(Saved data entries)
===

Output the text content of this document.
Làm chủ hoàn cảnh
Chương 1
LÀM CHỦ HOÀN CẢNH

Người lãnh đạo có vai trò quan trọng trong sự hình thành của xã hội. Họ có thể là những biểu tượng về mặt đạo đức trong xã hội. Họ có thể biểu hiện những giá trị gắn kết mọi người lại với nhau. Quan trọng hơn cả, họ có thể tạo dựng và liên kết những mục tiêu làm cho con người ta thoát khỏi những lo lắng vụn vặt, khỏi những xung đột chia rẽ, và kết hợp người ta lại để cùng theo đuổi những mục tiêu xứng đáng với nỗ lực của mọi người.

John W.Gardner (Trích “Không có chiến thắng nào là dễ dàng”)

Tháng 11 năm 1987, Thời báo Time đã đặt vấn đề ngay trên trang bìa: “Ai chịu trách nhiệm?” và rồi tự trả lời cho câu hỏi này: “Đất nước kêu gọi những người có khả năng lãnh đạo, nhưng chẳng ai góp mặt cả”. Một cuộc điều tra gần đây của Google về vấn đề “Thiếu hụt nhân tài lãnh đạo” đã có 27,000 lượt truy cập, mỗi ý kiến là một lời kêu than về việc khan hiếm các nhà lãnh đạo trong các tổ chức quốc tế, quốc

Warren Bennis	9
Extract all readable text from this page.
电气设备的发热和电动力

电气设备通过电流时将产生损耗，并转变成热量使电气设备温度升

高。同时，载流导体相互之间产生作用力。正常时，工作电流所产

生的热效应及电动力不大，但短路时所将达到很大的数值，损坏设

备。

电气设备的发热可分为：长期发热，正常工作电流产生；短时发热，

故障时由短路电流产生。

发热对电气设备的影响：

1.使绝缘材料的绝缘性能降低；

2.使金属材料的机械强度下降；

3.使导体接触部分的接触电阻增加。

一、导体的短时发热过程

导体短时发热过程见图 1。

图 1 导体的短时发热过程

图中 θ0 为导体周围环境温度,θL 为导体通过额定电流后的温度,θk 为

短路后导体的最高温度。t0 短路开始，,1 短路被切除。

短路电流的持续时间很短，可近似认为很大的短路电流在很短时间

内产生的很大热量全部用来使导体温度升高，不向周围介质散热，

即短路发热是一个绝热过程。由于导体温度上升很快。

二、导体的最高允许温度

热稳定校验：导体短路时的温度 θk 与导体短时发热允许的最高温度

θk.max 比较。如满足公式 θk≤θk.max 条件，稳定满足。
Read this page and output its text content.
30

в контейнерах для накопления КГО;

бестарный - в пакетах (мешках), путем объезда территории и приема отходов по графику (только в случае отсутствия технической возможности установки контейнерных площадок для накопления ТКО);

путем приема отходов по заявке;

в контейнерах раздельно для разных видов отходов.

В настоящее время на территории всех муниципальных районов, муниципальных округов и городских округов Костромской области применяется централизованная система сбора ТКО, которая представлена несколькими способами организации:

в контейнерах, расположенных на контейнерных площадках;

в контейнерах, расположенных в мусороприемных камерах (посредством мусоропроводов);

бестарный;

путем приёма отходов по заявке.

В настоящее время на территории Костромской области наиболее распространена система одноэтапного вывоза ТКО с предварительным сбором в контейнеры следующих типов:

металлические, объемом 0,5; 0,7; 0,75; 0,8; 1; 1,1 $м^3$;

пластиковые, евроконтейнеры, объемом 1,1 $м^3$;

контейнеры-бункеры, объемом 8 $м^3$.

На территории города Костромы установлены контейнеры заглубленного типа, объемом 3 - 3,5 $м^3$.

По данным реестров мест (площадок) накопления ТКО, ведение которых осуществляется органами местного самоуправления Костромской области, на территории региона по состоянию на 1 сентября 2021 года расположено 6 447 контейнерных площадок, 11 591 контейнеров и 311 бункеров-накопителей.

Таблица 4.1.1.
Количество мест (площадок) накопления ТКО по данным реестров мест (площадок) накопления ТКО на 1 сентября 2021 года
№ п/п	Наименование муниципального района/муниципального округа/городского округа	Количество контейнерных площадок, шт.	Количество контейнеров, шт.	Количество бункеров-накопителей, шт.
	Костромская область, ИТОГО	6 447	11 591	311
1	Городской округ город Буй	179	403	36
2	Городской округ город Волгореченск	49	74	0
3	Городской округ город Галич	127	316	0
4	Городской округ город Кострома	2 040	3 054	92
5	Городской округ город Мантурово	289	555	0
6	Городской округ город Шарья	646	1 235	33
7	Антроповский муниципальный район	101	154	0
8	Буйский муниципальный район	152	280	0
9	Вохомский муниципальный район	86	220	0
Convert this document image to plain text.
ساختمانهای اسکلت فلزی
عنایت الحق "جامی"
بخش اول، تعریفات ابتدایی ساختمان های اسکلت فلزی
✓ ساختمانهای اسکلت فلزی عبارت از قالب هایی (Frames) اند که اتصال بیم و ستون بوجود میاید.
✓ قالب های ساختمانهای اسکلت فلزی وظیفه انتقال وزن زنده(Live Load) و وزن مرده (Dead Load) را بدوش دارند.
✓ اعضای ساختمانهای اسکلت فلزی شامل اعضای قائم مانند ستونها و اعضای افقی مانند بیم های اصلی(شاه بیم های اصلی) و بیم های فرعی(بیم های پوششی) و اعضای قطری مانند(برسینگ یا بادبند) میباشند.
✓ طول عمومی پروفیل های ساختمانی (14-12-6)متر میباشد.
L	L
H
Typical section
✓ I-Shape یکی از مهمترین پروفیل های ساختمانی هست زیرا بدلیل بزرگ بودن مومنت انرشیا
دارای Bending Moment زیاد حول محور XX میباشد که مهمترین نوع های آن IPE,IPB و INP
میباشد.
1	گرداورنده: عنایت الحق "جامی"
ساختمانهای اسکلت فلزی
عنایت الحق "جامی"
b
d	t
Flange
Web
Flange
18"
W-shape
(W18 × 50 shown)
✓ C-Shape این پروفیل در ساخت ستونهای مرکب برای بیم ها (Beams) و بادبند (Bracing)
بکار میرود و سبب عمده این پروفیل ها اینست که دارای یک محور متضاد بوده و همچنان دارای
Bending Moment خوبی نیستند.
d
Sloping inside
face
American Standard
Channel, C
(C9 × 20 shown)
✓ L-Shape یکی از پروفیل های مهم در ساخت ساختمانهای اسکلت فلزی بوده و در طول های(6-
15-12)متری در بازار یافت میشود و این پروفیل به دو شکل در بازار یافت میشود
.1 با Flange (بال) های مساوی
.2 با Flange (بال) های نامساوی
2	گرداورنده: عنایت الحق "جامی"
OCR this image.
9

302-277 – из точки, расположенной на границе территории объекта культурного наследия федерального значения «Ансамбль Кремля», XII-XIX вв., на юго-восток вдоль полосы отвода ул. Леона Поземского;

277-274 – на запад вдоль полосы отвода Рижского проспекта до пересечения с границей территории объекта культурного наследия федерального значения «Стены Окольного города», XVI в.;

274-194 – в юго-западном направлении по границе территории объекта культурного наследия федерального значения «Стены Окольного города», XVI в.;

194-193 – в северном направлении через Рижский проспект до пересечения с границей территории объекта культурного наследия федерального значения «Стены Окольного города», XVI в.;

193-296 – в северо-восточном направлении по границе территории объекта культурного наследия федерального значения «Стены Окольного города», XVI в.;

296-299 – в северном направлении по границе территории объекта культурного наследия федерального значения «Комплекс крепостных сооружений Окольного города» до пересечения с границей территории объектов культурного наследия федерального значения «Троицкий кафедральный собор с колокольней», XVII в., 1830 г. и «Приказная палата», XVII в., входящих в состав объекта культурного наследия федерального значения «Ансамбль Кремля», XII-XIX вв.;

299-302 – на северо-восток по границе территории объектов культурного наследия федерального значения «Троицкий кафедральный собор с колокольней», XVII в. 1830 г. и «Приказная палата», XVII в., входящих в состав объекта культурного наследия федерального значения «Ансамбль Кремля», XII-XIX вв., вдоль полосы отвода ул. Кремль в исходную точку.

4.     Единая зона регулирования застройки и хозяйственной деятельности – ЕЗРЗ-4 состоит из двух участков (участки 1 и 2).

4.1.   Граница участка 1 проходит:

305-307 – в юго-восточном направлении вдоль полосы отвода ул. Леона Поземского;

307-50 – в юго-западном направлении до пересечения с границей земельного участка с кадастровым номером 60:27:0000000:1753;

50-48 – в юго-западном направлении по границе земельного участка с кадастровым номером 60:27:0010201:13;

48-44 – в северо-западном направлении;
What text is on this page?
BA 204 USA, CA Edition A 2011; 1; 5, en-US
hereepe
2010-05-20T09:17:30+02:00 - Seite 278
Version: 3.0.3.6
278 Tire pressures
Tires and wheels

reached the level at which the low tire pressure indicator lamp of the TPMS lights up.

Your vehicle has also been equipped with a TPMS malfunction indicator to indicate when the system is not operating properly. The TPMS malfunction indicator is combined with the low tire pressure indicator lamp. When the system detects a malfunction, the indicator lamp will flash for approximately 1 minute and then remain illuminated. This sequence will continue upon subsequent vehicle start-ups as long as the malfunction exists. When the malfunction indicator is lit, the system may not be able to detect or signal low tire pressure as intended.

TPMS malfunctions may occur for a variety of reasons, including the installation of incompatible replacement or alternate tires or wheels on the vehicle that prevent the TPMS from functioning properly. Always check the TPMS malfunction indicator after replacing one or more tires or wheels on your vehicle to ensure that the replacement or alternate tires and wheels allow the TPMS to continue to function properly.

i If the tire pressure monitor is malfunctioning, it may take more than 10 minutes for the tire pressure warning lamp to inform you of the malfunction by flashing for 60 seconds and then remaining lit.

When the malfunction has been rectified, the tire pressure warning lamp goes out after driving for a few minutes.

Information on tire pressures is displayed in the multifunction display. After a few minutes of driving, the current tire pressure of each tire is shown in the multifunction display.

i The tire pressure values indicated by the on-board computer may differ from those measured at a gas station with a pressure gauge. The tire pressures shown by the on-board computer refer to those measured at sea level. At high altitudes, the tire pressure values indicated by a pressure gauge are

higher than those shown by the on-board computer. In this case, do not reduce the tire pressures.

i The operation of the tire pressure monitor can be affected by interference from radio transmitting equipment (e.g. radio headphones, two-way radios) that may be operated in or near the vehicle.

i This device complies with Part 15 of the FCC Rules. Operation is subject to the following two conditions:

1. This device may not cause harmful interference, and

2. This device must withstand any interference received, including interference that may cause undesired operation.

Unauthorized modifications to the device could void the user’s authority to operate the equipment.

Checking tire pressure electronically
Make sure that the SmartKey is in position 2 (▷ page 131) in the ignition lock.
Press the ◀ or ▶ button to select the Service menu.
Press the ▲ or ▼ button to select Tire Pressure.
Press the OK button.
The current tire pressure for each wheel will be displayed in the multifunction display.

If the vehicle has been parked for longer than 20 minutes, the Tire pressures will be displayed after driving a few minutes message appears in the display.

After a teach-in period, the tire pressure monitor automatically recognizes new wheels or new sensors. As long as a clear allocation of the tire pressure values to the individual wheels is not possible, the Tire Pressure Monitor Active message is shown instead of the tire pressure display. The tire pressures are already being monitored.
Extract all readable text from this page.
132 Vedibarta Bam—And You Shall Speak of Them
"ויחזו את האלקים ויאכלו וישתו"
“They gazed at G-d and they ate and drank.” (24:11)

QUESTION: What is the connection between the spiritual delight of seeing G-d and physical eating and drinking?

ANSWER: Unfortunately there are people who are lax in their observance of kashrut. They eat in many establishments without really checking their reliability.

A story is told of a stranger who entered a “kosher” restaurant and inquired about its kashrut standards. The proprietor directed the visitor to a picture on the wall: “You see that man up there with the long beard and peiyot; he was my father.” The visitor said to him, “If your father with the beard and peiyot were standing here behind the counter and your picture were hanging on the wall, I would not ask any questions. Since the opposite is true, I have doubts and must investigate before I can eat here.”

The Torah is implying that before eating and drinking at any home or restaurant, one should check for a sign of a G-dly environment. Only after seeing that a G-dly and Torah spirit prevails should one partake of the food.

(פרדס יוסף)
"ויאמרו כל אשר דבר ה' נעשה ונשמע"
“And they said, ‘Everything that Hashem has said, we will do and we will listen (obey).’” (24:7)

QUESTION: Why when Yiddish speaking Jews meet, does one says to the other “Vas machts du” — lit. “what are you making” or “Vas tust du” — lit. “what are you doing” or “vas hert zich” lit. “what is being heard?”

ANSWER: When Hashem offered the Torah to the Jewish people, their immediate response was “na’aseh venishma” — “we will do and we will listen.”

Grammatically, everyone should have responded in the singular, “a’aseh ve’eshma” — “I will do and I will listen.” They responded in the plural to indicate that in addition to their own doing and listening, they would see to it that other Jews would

===

▸ What is required: Take every line from the data above that holds "aseh" and copy it out.

▸ Task result:
ANSWER: When Hashem offered the Torah to the Jewish people, their immediate response was “na’aseh venishma” — “we will do and we will listen.”
Grammatically, everyone should have responded in the singular, “a’aseh ve’eshma” — “I will do and I will listen.” They responded in the plural to indicate that in addition to their own doing and listening, they would see to it that other Jews would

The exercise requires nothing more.